Only the lines holding the string "sufragi" are needed. Copy each one.

<<<<

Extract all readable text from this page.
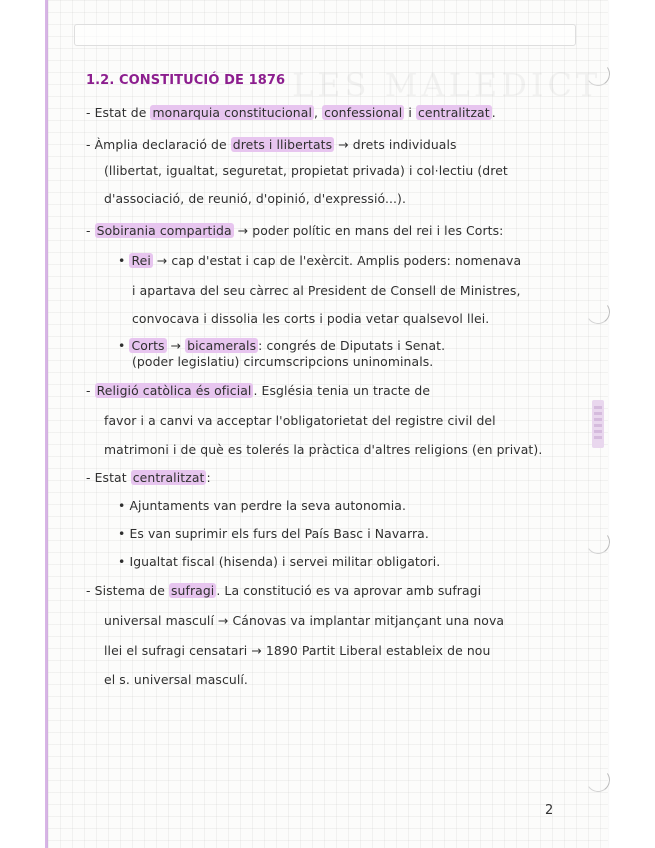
1.2. CONSTITUCIÓ DE 1876
- Estat de monarquia constitucional , confessional i centralitzat .
- Àmplia declaració de drets i llibertats → drets individuals
(llibertat, igualtat, seguretat, propietat privada) i col·lectiu (dret
d'associació, de reunió, d'opinió, d'expressió...).
- Sobirania compartida → poder polític en mans del rei i les Corts:
• Rei → cap d'estat i cap de l'exèrcit. Amplis poders: nomenava
i apartava del seu càrrec al President de Consell de Ministres,
convocava i dissolia les corts i podia vetar qualsevol llei.
• Corts → bicamerals : congrés de Diputats i Senat.
(poder legislatiu) circumscripcions uninominals.
- Religió catòlica és oficial . Església tenia un tracte de
favor i a canvi va acceptar l'obligatorietat del registre civil del
matrimoni i de què es tolerés la pràctica d'altres religions (en privat).
- Estat centralitzat :
• Ajuntaments van perdre la seva autonomia.
• Es van suprimir els furs del País Basc i Navarra.
• Igualtat fiscal (hisenda) i servei militar obligatori.
- Sistema de sufragi . La constitució es va aprovar amb sufragi
universal masculí → Cánovas va implantar mitjançant una nova
llei el sufragi censatari → 1890 Partit Liberal estableix de nou
el s. universal masculí.
2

>>>>

▶ [RESPONSE]
- Sistema de sufragi . La constitució es va aprovar amb sufragi
llei el sufragi censatari → 1890 Partit Liberal estableix de nou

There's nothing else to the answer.